Written task:
Determine which lines of the records include the word "name", and copy them.

++++++++++

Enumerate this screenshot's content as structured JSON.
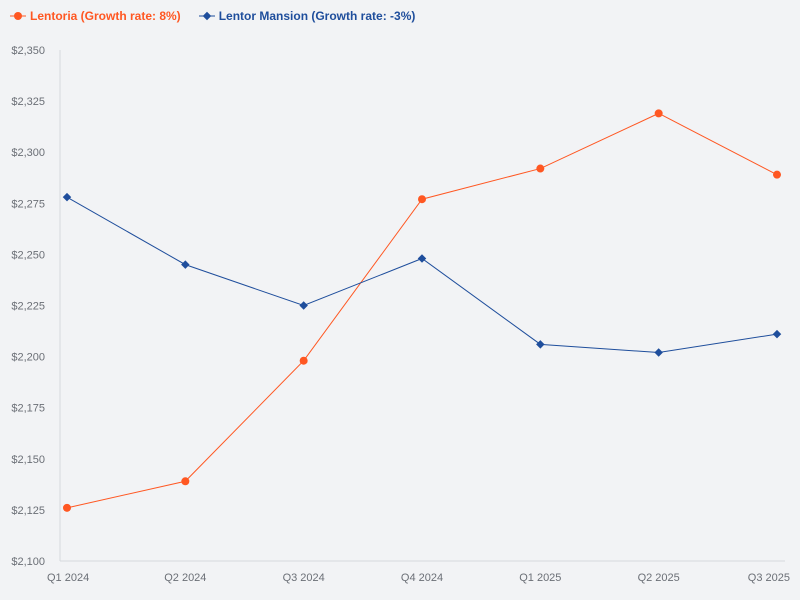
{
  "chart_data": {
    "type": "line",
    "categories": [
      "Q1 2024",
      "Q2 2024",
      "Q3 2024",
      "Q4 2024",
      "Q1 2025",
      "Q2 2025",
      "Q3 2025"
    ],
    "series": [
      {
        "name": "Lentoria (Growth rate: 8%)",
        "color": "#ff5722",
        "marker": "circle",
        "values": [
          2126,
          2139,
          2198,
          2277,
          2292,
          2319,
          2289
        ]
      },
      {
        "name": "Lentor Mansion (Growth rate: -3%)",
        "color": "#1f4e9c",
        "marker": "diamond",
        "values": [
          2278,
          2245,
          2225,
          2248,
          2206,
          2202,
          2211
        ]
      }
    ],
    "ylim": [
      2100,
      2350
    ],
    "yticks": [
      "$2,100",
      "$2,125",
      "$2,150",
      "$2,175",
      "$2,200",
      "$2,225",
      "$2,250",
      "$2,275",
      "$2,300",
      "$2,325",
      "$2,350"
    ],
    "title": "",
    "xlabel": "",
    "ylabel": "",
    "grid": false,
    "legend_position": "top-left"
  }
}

++++++++++

Result of this task:
        "name": "Lentoria (Growth rate: 8%)",
        "name": "Lentor Mansion (Growth rate: -3%)",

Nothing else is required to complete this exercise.